Le devenir : progression ou régression ? Chaque fois que nous voulons redevenir comme des enfants qui intéressent tout le monde et auquel tout le monde s’intéresse, il y a régression ! On régresse, on retombe dans le mauvais sens dans l’enfance.

Alors vraiment ce que je voudrais enfin pouvoir vivre totalement c’est l’universel, ce qui m’apparaît de plus en plus très différent du mondial, de la mondialisation.  Et la mondialisation ou la globalisation, c’est très différent de l’universalisme. La mondialisation, on ne doit pas s’en moquer, elle nous rend service, il n’y a pas de doute ! Elle est inévitable et elle va continuer et va devenir de plus en plus une réalité. Et tant mieux ! En ce sens la liberté de circulation des personnes est en principe, une très grande avancée humaine. Le fait que l’on puisse avoir des lois qui s’imposent dans toutes les parties du monde, est quand même étonnant ! Que l’on aille en Asie, en Afrique n’importe où, en Amérique, pratiquement  les lois de la construction sont universelles et s’imposent. Et tant mieux si l’on peut éviter des catastrophes sismiques ou autres, grâce à des lois étudiées à tel ou tel endroit du monde, tout le monde en profitera. La communication moderne, il ne faut pas s’en moquer, c’est un avantage. Par exemple au monastère on profite beaucoup d’Internet. Bien sûr on n’y passe pas tout son temps…n’empêche que quand on veut un texte qui nous manque on le trouve très rapidement. En une demi-journée vous avez réglé une question qui  autrefois aurait demandé des semaines ou des mois de communications. On voit très bien que ce n’est pas l’universalisme et que de soi la mondialisation est  le fait qu’une formule s’impose comme vraie et d’emploi universel, d’emploi mondial, le même partout. Il y a une espèce de limitation dans la globalisation, de tassement.  Réfléchissons à partir d’un autre philosophe, Levinas  à propos de son livre « Totalité et Infini » :

En résumant, il dit ceci : «  si nous voulons la totalité, nous renonçons à l’infini ». Parce que la totalité, c’est un total, c’est mesurable, c’est quantifiable, c’est total au millimètre, au centime près etc… Et l’infini, c’est le « non total », ce qui n’a pas de limite. Levinas dit que si nous voulons  nous polariser sur un état on ne peut plus penser à ce qui n’a pas de limite, on est bloqué. D’où évidemment le totalitarisme. La mondialisation peut en effet produire ce danger : le totalitarisme. Cela  peut devenir très pernicieux.

Données →
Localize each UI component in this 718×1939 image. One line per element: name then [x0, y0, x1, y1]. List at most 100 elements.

==

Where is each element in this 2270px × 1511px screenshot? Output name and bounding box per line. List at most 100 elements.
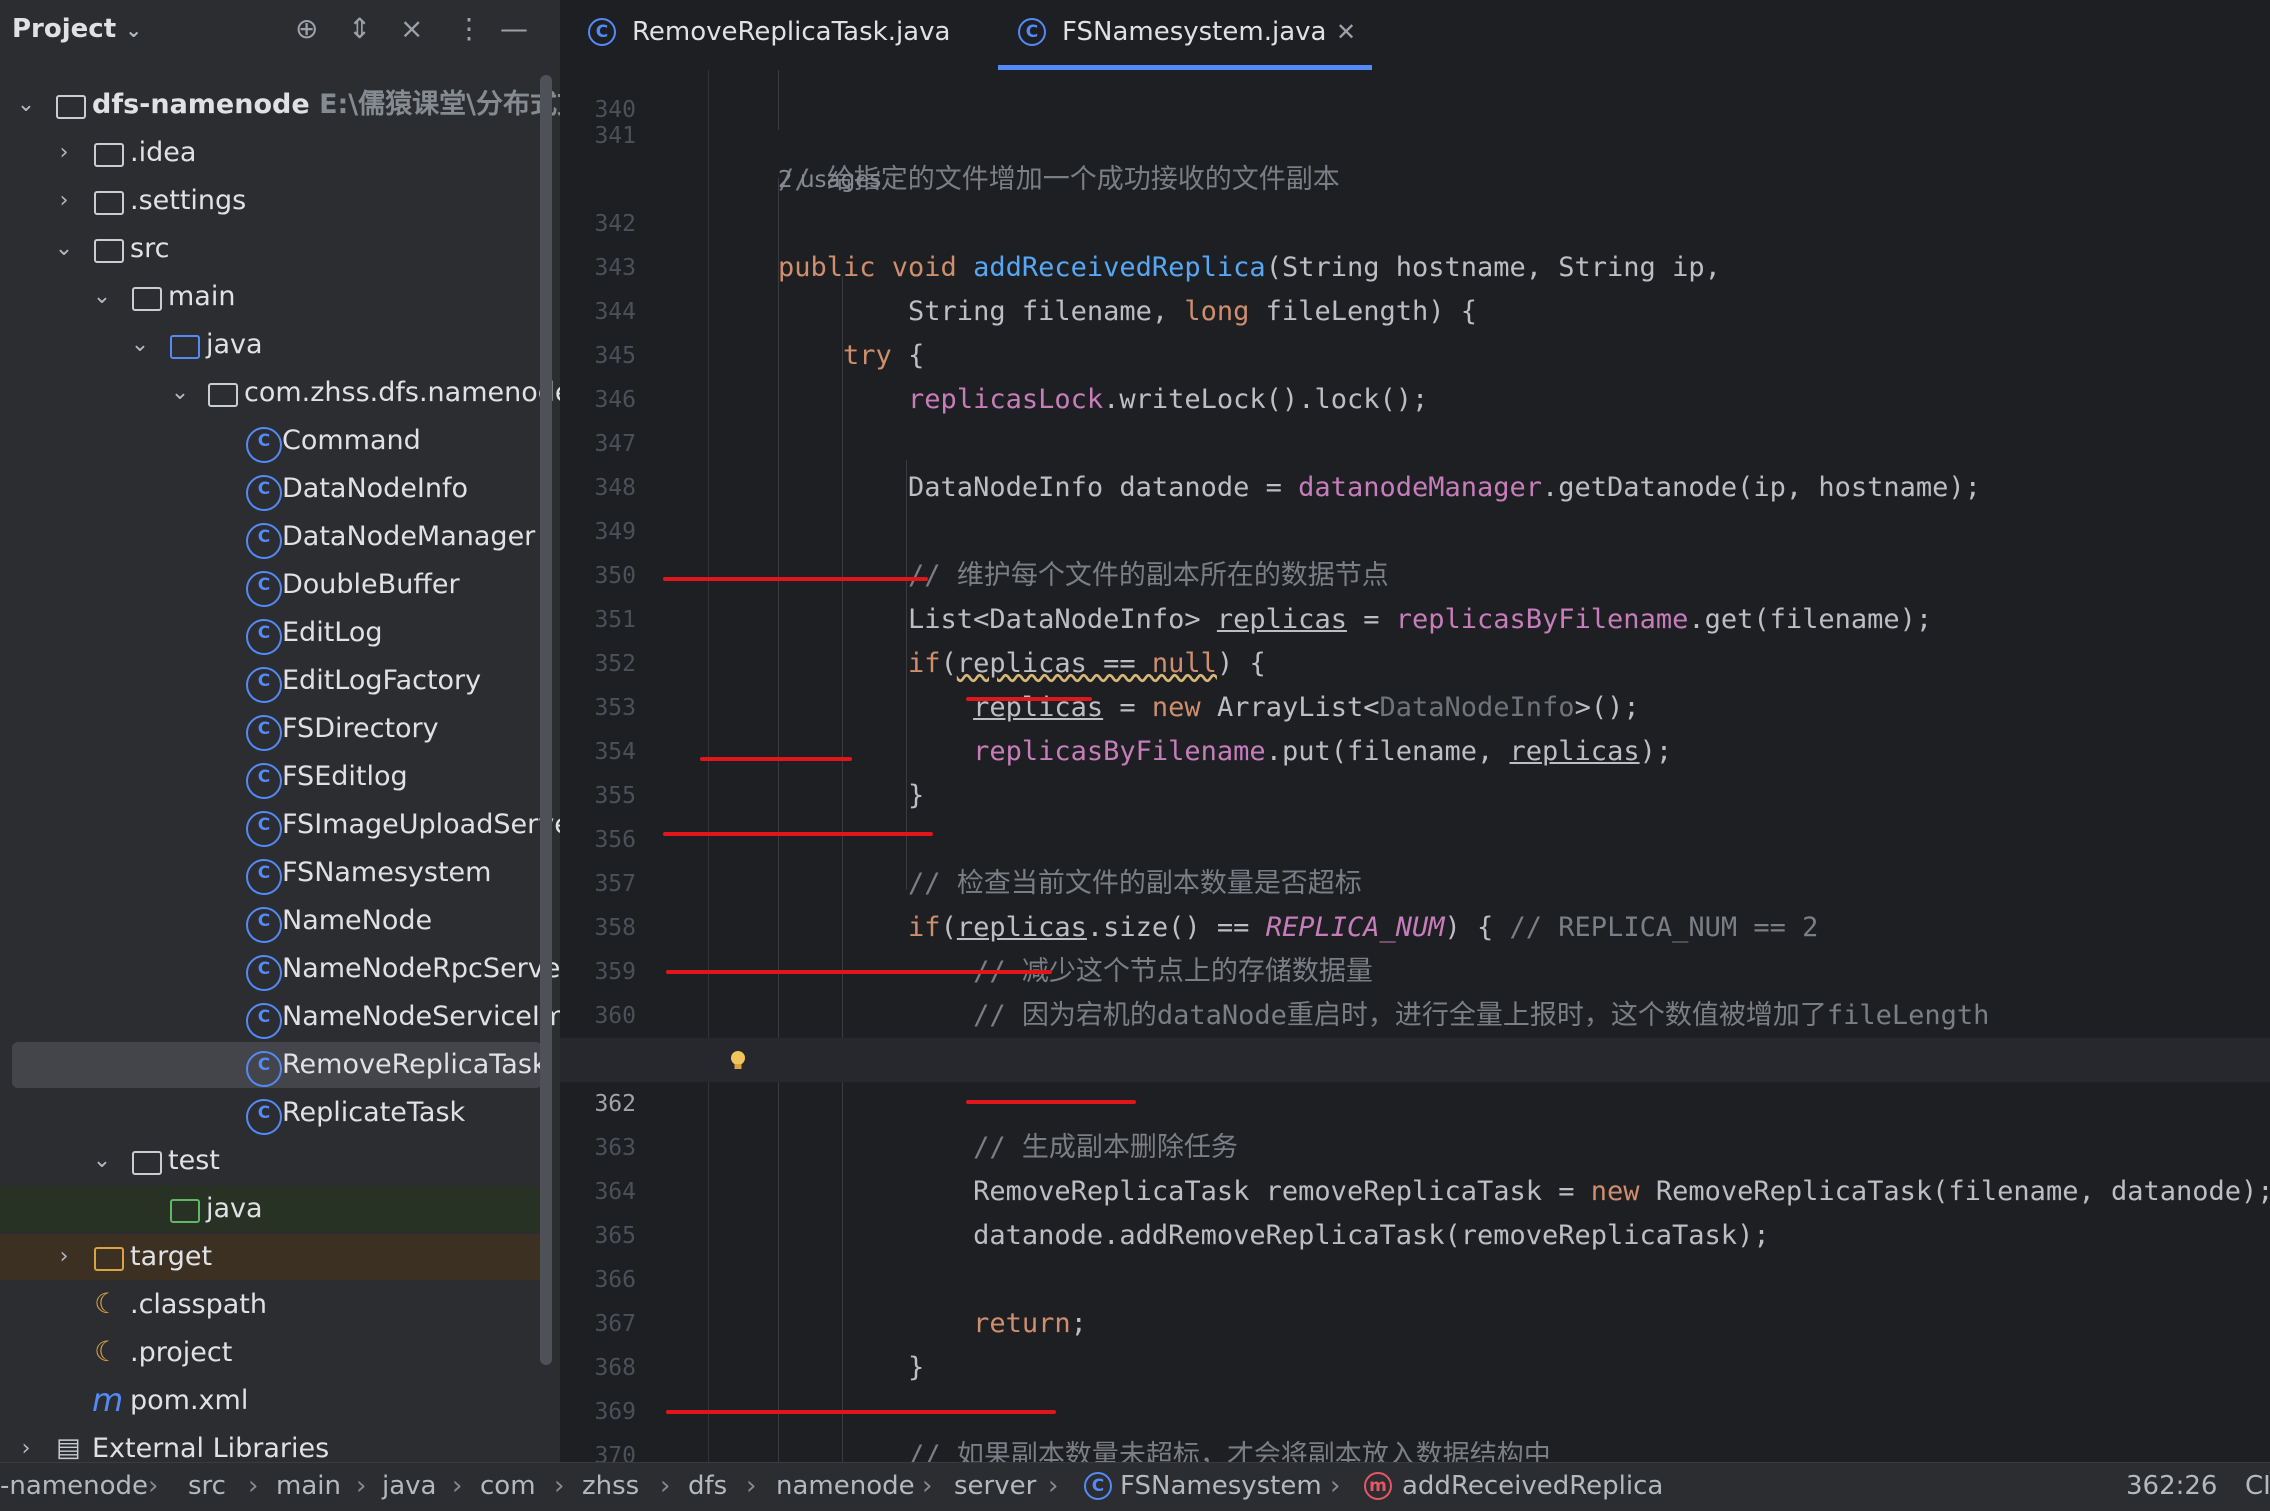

* * *

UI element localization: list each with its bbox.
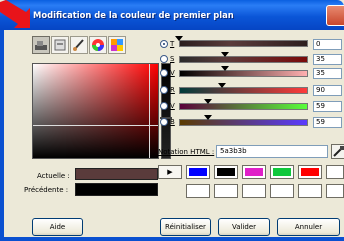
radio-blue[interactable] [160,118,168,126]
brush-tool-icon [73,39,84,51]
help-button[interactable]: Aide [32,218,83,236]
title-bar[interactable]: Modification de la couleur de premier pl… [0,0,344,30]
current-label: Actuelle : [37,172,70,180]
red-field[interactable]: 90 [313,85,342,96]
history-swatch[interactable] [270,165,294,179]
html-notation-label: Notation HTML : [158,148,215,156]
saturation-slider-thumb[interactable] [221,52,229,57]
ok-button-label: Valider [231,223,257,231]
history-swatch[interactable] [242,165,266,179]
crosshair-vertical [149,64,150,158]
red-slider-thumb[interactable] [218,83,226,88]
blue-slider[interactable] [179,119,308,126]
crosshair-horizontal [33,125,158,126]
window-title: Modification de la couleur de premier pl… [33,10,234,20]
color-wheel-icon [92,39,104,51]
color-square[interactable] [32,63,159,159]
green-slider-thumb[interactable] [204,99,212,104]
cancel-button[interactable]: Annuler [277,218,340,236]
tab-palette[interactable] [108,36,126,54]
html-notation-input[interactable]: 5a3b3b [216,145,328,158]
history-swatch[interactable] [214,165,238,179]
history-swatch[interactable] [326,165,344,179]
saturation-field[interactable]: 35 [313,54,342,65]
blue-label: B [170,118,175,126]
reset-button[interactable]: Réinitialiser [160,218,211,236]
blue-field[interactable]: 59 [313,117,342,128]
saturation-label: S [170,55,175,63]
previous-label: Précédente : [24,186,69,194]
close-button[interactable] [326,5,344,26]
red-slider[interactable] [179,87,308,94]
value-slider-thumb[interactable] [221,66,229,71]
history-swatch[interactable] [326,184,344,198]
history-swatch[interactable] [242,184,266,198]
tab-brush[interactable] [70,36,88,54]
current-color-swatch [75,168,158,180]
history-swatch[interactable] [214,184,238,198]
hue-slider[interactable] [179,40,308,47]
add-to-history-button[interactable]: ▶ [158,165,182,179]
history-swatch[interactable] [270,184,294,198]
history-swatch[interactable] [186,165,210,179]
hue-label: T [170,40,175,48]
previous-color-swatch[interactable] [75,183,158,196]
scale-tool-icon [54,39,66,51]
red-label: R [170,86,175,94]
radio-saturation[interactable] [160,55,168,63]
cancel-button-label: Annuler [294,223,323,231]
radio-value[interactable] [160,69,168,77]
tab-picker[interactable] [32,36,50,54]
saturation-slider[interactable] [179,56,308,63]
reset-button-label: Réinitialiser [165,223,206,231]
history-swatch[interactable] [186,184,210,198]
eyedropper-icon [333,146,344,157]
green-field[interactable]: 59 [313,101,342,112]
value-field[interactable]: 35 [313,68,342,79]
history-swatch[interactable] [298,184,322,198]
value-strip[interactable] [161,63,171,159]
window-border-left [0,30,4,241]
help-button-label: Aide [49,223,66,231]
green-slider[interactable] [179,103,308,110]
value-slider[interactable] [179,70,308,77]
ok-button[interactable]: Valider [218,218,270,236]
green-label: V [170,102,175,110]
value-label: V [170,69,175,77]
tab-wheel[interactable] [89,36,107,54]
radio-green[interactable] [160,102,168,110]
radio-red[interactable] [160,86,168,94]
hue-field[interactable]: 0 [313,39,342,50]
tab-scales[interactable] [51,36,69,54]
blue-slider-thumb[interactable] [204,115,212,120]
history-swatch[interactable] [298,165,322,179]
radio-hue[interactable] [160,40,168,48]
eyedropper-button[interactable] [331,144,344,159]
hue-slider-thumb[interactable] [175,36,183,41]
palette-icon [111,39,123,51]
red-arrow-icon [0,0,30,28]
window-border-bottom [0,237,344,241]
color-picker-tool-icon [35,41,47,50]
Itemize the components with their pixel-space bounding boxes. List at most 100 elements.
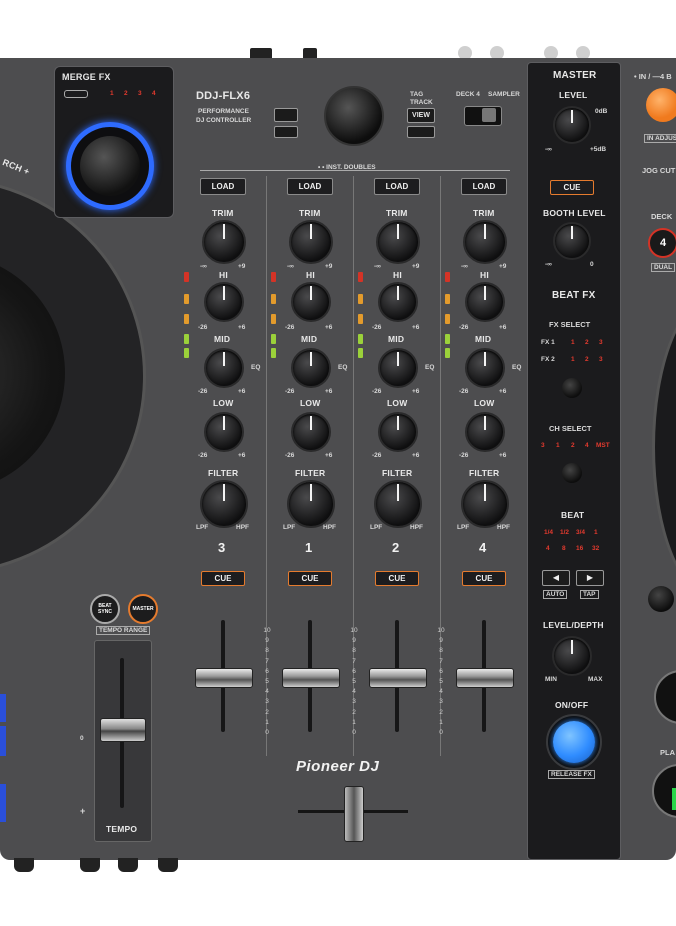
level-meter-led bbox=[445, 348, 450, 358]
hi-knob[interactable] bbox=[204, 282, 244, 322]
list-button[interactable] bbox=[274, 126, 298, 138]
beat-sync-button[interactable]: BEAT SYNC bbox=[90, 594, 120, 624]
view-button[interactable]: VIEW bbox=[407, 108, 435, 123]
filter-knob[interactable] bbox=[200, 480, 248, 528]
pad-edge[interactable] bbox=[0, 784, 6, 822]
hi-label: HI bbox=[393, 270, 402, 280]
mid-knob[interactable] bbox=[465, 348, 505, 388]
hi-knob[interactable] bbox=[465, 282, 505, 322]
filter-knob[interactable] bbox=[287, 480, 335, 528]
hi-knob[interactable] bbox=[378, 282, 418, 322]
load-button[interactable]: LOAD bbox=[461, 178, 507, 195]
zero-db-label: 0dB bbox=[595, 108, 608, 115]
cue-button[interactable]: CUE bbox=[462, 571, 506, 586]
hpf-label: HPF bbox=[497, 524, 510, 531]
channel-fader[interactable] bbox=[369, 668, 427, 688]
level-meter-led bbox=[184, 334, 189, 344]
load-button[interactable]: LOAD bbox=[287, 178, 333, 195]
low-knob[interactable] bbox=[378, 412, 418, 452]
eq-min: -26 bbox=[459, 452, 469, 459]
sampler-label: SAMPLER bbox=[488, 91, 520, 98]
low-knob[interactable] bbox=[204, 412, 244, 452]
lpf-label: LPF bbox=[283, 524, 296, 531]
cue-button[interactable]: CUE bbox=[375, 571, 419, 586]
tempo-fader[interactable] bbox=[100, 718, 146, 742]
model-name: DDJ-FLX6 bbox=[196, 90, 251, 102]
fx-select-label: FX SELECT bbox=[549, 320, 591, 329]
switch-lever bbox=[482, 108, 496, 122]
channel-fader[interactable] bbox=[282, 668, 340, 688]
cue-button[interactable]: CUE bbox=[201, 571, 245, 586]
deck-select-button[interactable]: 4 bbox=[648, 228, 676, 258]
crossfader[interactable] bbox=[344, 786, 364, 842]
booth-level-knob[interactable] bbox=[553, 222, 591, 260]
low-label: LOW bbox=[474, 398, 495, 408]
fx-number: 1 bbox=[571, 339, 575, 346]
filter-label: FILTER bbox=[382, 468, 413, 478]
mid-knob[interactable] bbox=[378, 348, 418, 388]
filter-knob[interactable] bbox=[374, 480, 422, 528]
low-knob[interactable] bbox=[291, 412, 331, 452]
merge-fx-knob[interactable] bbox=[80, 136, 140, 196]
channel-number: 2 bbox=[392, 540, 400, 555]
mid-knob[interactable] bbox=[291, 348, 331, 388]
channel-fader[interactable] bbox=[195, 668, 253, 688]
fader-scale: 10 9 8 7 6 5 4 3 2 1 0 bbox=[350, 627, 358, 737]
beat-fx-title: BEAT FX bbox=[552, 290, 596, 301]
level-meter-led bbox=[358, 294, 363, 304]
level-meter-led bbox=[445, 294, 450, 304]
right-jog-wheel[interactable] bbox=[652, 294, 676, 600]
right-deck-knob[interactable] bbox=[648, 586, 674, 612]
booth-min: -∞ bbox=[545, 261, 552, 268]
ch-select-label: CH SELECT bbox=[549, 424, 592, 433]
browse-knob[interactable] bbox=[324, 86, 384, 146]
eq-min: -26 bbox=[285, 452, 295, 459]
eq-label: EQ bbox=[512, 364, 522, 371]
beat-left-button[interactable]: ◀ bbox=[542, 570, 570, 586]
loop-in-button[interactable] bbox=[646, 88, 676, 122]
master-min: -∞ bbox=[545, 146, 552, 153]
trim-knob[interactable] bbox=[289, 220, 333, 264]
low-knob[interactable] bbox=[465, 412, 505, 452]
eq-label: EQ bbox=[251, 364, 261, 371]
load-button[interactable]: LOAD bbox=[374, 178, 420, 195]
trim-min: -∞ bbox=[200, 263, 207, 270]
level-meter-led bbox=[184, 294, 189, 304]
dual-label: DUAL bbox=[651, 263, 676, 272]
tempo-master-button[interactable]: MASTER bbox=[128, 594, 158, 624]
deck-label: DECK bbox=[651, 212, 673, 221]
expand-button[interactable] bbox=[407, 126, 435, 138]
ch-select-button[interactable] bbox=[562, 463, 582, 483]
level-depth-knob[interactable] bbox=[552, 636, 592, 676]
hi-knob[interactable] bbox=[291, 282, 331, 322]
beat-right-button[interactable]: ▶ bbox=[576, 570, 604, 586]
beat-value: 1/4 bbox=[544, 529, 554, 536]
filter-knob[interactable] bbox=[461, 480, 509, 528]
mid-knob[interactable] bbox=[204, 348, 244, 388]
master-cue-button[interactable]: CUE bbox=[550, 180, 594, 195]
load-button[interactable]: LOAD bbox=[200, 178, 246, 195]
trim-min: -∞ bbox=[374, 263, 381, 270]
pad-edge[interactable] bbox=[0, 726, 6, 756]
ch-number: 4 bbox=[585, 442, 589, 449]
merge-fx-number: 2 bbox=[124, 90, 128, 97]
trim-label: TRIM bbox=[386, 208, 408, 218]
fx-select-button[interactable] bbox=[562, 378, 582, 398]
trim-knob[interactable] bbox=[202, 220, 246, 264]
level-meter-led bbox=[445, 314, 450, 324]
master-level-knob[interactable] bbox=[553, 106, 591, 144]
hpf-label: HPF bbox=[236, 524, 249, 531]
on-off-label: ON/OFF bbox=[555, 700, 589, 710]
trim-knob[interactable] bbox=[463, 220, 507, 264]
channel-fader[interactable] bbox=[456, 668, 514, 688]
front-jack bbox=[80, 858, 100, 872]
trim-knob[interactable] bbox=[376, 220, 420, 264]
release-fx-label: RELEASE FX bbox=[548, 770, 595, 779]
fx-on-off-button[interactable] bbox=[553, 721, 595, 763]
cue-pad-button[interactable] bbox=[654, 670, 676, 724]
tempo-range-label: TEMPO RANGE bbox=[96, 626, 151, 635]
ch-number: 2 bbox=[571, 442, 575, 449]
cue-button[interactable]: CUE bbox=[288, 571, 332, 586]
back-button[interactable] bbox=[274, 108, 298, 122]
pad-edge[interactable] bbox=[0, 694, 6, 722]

Consignes →
1/ Relevez tous les continents nommés dans le texte sur la mondialisation.
2/ Recopiez, dans le texte sur la mondialisation, le passage qui commence par les mots « En résumant, il » et se termine par « devenir très pernicieux. ».
3/ D'après le texte sur la mondialisation, à quoi renonçons-nous, selon Levinas, si nous voulons la totalité ?
Les lignes proviennent d'une autre source que le texte sur la mondialisation.

Corrigé →
1/ Asie, Afrique, Amérique

2/
En résumant, il dit ceci : «  si nous voulons la totalité, nous renonçons à l’infini ». Parce que la totalité, c’est un total, c’est mesurable, c’est quantifiable, c’est total au millimètre, au centime près etc… Et l’infini, c’est le « non total », ce qui n’a pas de limite. Levinas dit que si nous voulons  nous polariser sur un état on ne peut plus penser à ce qui n’a pas de limite, on est bloqué. D’où évidemment le totalitarisme. La mondialisation peut en effet produire ce danger : le totalitarisme. Cela  peut devenir très pernicieux.

3/ À l'infini.